Work to do:
Transcribe the whole listing without a single picture.

[begin Given data]

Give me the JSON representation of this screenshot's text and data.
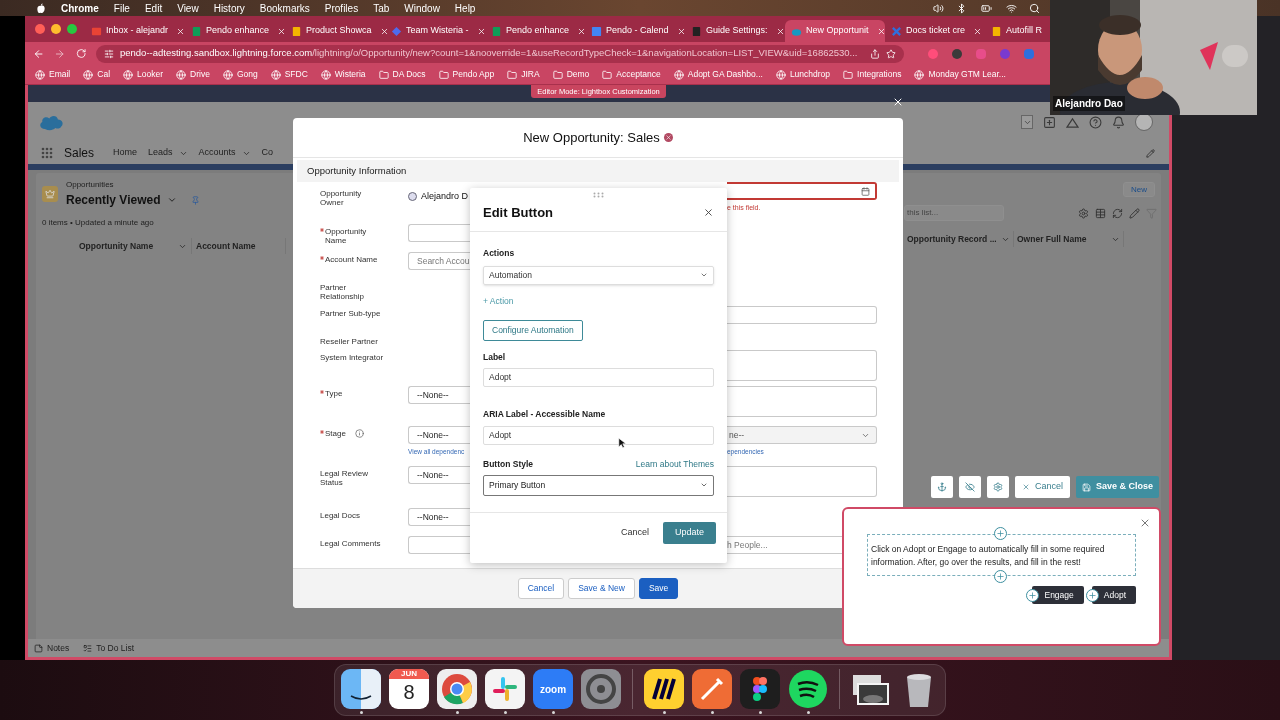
{
  "menu_bar": {
    "app": "Chrome",
    "menus": [
      "File",
      "Edit",
      "View",
      "History",
      "Bookmarks",
      "Profiles",
      "Tab",
      "Window",
      "Help"
    ]
  },
  "browser": {
    "tabs": [
      {
        "title": "Inbox - alejandr",
        "kind": "mail",
        "selected": false
      },
      {
        "title": "Pendo enhance",
        "kind": "sheet",
        "selected": false
      },
      {
        "title": "Product Showca",
        "kind": "slides",
        "selected": false
      },
      {
        "title": "Team Wisteria -",
        "kind": "diamond",
        "selected": false
      },
      {
        "title": "Pendo enhance",
        "kind": "sheet",
        "selected": false
      },
      {
        "title": "Pendo - Calend",
        "kind": "calendar",
        "selected": false
      },
      {
        "title": "Guide Settings:",
        "kind": "book",
        "selected": false
      },
      {
        "title": "New Opportunit",
        "kind": "cloud",
        "selected": true
      },
      {
        "title": "Docs ticket cre",
        "kind": "tool",
        "selected": false
      },
      {
        "title": "Autofill R",
        "kind": "slides",
        "selected": false
      }
    ],
    "url_host": "pendo--adtesting.sandbox.lightning.force.com",
    "url_path": "/lightning/o/Opportunity/new?count=1&nooverride=1&useRecordTypeCheck=1&navigationLocation=LIST_VIEW&uid=16862530...",
    "bookmarks": [
      {
        "label": "Email",
        "kind": "site"
      },
      {
        "label": "Cal",
        "kind": "site"
      },
      {
        "label": "Looker",
        "kind": "site"
      },
      {
        "label": "Drive",
        "kind": "site"
      },
      {
        "label": "Gong",
        "kind": "site"
      },
      {
        "label": "SFDC",
        "kind": "site"
      },
      {
        "label": "Wisteria",
        "kind": "site"
      },
      {
        "label": "DA Docs",
        "kind": "folder"
      },
      {
        "label": "Pendo App",
        "kind": "folder"
      },
      {
        "label": "JIRA",
        "kind": "folder"
      },
      {
        "label": "Demo",
        "kind": "folder"
      },
      {
        "label": "Acceptance",
        "kind": "folder"
      },
      {
        "label": "Adopt GA Dashbo...",
        "kind": "site"
      },
      {
        "label": "Lunchdrop",
        "kind": "site"
      },
      {
        "label": "Integrations",
        "kind": "folder"
      },
      {
        "label": "Monday GTM Lear...",
        "kind": "site"
      }
    ]
  },
  "editor_banner": "Editor Mode: Lightbox Customization",
  "salesforce": {
    "app_name": "Sales",
    "nav": [
      {
        "label": "Home",
        "dropdown": false
      },
      {
        "label": "Leads",
        "dropdown": true
      },
      {
        "label": "Accounts",
        "dropdown": true
      },
      {
        "label": "Co",
        "dropdown": false
      }
    ],
    "list": {
      "object": "Opportunities",
      "view": "Recently Viewed",
      "status": "0 items • Updated a minute ago",
      "new_button": "New",
      "search_placeholder": "this list...",
      "columns_left": [
        "Opportunity Name",
        "Account Name"
      ],
      "columns_right": [
        "Opportunity Record ...",
        "Owner Full Name"
      ]
    },
    "utility_bar": [
      {
        "label": "Notes",
        "kind": "notes"
      },
      {
        "label": "To Do List",
        "kind": "todo"
      }
    ]
  },
  "modal": {
    "title": "New Opportunity: Sales",
    "section": "Opportunity Information",
    "rows": [
      {
        "label": "Opportunity Owner",
        "required": false,
        "kind": "owner",
        "value": "Alejandro D",
        "right": {
          "kind": "date",
          "error": "e this field."
        }
      },
      {
        "label": "Opportunity Name",
        "required": true,
        "kind": "input"
      },
      {
        "label": "Account Name",
        "required": true,
        "kind": "input",
        "placeholder": "Search Accou"
      },
      {
        "label": "Partner Relationship",
        "required": false,
        "kind": "none"
      },
      {
        "label": "Partner Sub-type",
        "required": false,
        "kind": "none",
        "right": {
          "kind": "input"
        }
      },
      {
        "label": "Reseller Partner",
        "required": false,
        "kind": "none"
      },
      {
        "label": "System Integrator",
        "required": false,
        "kind": "none",
        "right": {
          "kind": "textarea"
        }
      },
      {
        "label": "Type",
        "required": true,
        "kind": "select",
        "value": "--None--",
        "right": {
          "kind": "textarea"
        }
      },
      {
        "label": "Stage",
        "required": true,
        "kind": "select",
        "value": "--None--",
        "info": true,
        "link": "View all dependenc",
        "right": {
          "kind": "select",
          "value": "ne--",
          "link": "ependencies"
        }
      },
      {
        "label": "Legal Review Status",
        "required": false,
        "kind": "select",
        "value": "--None--",
        "right": {
          "kind": "textarea"
        }
      },
      {
        "label": "Legal Docs",
        "required": false,
        "kind": "select",
        "value": "--None--"
      },
      {
        "label": "Legal Comments",
        "required": false,
        "kind": "input",
        "right": {
          "kind": "lookup",
          "placeholder": "h People..."
        }
      }
    ],
    "buttons": [
      {
        "label": "Cancel",
        "kind": "neutral"
      },
      {
        "label": "Save & New",
        "kind": "neutral"
      },
      {
        "label": "Save",
        "kind": "brand"
      }
    ]
  },
  "edit_button_dialog": {
    "title": "Edit Button",
    "actions_label": "Actions",
    "action_value": "Automation",
    "add_action": "+ Action",
    "configure_button": "Configure Automation",
    "label_label": "Label",
    "label_value": "Adopt",
    "aria_label": "ARIA Label - Accessible Name",
    "aria_value": "Adopt",
    "style_label": "Button Style",
    "themes_link": "Learn about Themes",
    "style_value": "Primary Button",
    "cancel": "Cancel",
    "update": "Update"
  },
  "pendo_toolbar": {
    "cancel": "Cancel",
    "save": "Save & Close"
  },
  "guide": {
    "text": "Click on Adopt or Engage to automatically fill in some required information. After, go over the results, and fill in the rest!",
    "buttons": [
      "Engage",
      "Adopt"
    ]
  },
  "webcam": {
    "name": "Alejandro Dao"
  },
  "dock": {
    "apps": [
      {
        "kind": "finder",
        "running": true
      },
      {
        "kind": "calendar",
        "month": "JUN",
        "day": "8",
        "running": false
      },
      {
        "kind": "browser",
        "running": true
      },
      {
        "kind": "chat",
        "running": true
      },
      {
        "kind": "video",
        "logo": "zoom",
        "running": true
      },
      {
        "kind": "settings",
        "running": false
      },
      {
        "kind": "divider"
      },
      {
        "kind": "whiteboard",
        "running": true
      },
      {
        "kind": "rocket",
        "running": true
      },
      {
        "kind": "design",
        "running": true
      },
      {
        "kind": "music",
        "running": true
      },
      {
        "kind": "divider"
      },
      {
        "kind": "thumbnail",
        "running": false
      },
      {
        "kind": "trash",
        "running": false
      }
    ]
  }
}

[end Given data]

The answer:
Give me the JSON representation of this screenshot's text and data.
{
  "menu_bar": {
    "app": "Chrome",
    "menus": [
      "File",
      "Edit",
      "View",
      "History",
      "Bookmarks",
      "Profiles",
      "Tab",
      "Window",
      "Help"
    ]
  },
  "browser": {
    "tabs": [
      {
        "title": "Inbox - alejandr",
        "kind": "mail",
        "selected": false
      },
      {
        "title": "Pendo enhance",
        "kind": "sheet",
        "selected": false
      },
      {
        "title": "Product Showca",
        "kind": "slides",
        "selected": false
      },
      {
        "title": "Team Wisteria -",
        "kind": "diamond",
        "selected": false
      },
      {
        "title": "Pendo enhance",
        "kind": "sheet",
        "selected": false
      },
      {
        "title": "Pendo - Calend",
        "kind": "calendar",
        "selected": false
      },
      {
        "title": "Guide Settings:",
        "kind": "book",
        "selected": false
      },
      {
        "title": "New Opportunit",
        "kind": "cloud",
        "selected": true
      },
      {
        "title": "Docs ticket cre",
        "kind": "tool",
        "selected": false
      },
      {
        "title": "Autofill R",
        "kind": "slides",
        "selected": false
      }
    ],
    "url_host": "pendo--adtesting.sandbox.lightning.force.com",
    "url_path": "/lightning/o/Opportunity/new?count=1&nooverride=1&useRecordTypeCheck=1&navigationLocation=LIST_VIEW&uid=16862530...",
    "bookmarks": [
      {
        "label": "Email",
        "kind": "site"
      },
      {
        "label": "Cal",
        "kind": "site"
      },
      {
        "label": "Looker",
        "kind": "site"
      },
      {
        "label": "Drive",
        "kind": "site"
      },
      {
        "label": "Gong",
        "kind": "site"
      },
      {
        "label": "SFDC",
        "kind": "site"
      },
      {
        "label": "Wisteria",
        "kind": "site"
      },
      {
        "label": "DA Docs",
        "kind": "folder"
      },
      {
        "label": "Pendo App",
        "kind": "folder"
      },
      {
        "label": "JIRA",
        "kind": "folder"
      },
      {
        "label": "Demo",
        "kind": "folder"
      },
      {
        "label": "Acceptance",
        "kind": "folder"
      },
      {
        "label": "Adopt GA Dashbo...",
        "kind": "site"
      },
      {
        "label": "Lunchdrop",
        "kind": "site"
      },
      {
        "label": "Integrations",
        "kind": "folder"
      },
      {
        "label": "Monday GTM Lear...",
        "kind": "site"
      }
    ]
  },
  "editor_banner": "Editor Mode: Lightbox Customization",
  "salesforce": {
    "app_name": "Sales",
    "nav": [
      {
        "label": "Home",
        "dropdown": false
      },
      {
        "label": "Leads",
        "dropdown": true
      },
      {
        "label": "Accounts",
        "dropdown": true
      },
      {
        "label": "Co",
        "dropdown": false
      }
    ],
    "list": {
      "object": "Opportunities",
      "view": "Recently Viewed",
      "status": "0 items • Updated a minute ago",
      "new_button": "New",
      "search_placeholder": "this list...",
      "columns_left": [
        "Opportunity Name",
        "Account Name"
      ],
      "columns_right": [
        "Opportunity Record ...",
        "Owner Full Name"
      ]
    },
    "utility_bar": [
      {
        "label": "Notes",
        "kind": "notes"
      },
      {
        "label": "To Do List",
        "kind": "todo"
      }
    ]
  },
  "modal": {
    "title": "New Opportunity: Sales",
    "section": "Opportunity Information",
    "rows": [
      {
        "label": "Opportunity Owner",
        "required": false,
        "kind": "owner",
        "value": "Alejandro D",
        "right": {
          "kind": "date",
          "error": "e this field."
        }
      },
      {
        "label": "Opportunity Name",
        "required": true,
        "kind": "input"
      },
      {
        "label": "Account Name",
        "required": true,
        "kind": "input",
        "placeholder": "Search Accou"
      },
      {
        "label": "Partner Relationship",
        "required": false,
        "kind": "none"
      },
      {
        "label": "Partner Sub-type",
        "required": false,
        "kind": "none",
        "right": {
          "kind": "input"
        }
      },
      {
        "label": "Reseller Partner",
        "required": false,
        "kind": "none"
      },
      {
        "label": "System Integrator",
        "required": false,
        "kind": "none",
        "right": {
          "kind": "textarea"
        }
      },
      {
        "label": "Type",
        "required": true,
        "kind": "select",
        "value": "--None--",
        "right": {
          "kind": "textarea"
        }
      },
      {
        "label": "Stage",
        "required": true,
        "kind": "select",
        "value": "--None--",
        "info": true,
        "link": "View all dependenc",
        "right": {
          "kind": "select",
          "value": "ne--",
          "link": "ependencies"
        }
      },
      {
        "label": "Legal Review Status",
        "required": false,
        "kind": "select",
        "value": "--None--",
        "right": {
          "kind": "textarea"
        }
      },
      {
        "label": "Legal Docs",
        "required": false,
        "kind": "select",
        "value": "--None--"
      },
      {
        "label": "Legal Comments",
        "required": false,
        "kind": "input",
        "right": {
          "kind": "lookup",
          "placeholder": "h People..."
        }
      }
    ],
    "buttons": [
      {
        "label": "Cancel",
        "kind": "neutral"
      },
      {
        "label": "Save & New",
        "kind": "neutral"
      },
      {
        "label": "Save",
        "kind": "brand"
      }
    ]
  },
  "edit_button_dialog": {
    "title": "Edit Button",
    "actions_label": "Actions",
    "action_value": "Automation",
    "add_action": "+ Action",
    "configure_button": "Configure Automation",
    "label_label": "Label",
    "label_value": "Adopt",
    "aria_label": "ARIA Label - Accessible Name",
    "aria_value": "Adopt",
    "style_label": "Button Style",
    "themes_link": "Learn about Themes",
    "style_value": "Primary Button",
    "cancel": "Cancel",
    "update": "Update"
  },
  "pendo_toolbar": {
    "cancel": "Cancel",
    "save": "Save & Close"
  },
  "guide": {
    "text": "Click on Adopt or Engage to automatically fill in some required information. After, go over the results, and fill in the rest!",
    "buttons": [
      "Engage",
      "Adopt"
    ]
  },
  "webcam": {
    "name": "Alejandro Dao"
  },
  "dock": {
    "apps": [
      {
        "kind": "finder",
        "running": true
      },
      {
        "kind": "calendar",
        "month": "JUN",
        "day": "8",
        "running": false
      },
      {
        "kind": "browser",
        "running": true
      },
      {
        "kind": "chat",
        "running": true
      },
      {
        "kind": "video",
        "logo": "zoom",
        "running": true
      },
      {
        "kind": "settings",
        "running": false
      },
      {
        "kind": "divider"
      },
      {
        "kind": "whiteboard",
        "running": true
      },
      {
        "kind": "rocket",
        "running": true
      },
      {
        "kind": "design",
        "running": true
      },
      {
        "kind": "music",
        "running": true
      },
      {
        "kind": "divider"
      },
      {
        "kind": "thumbnail",
        "running": false
      },
      {
        "kind": "trash",
        "running": false
      }
    ]
  }
}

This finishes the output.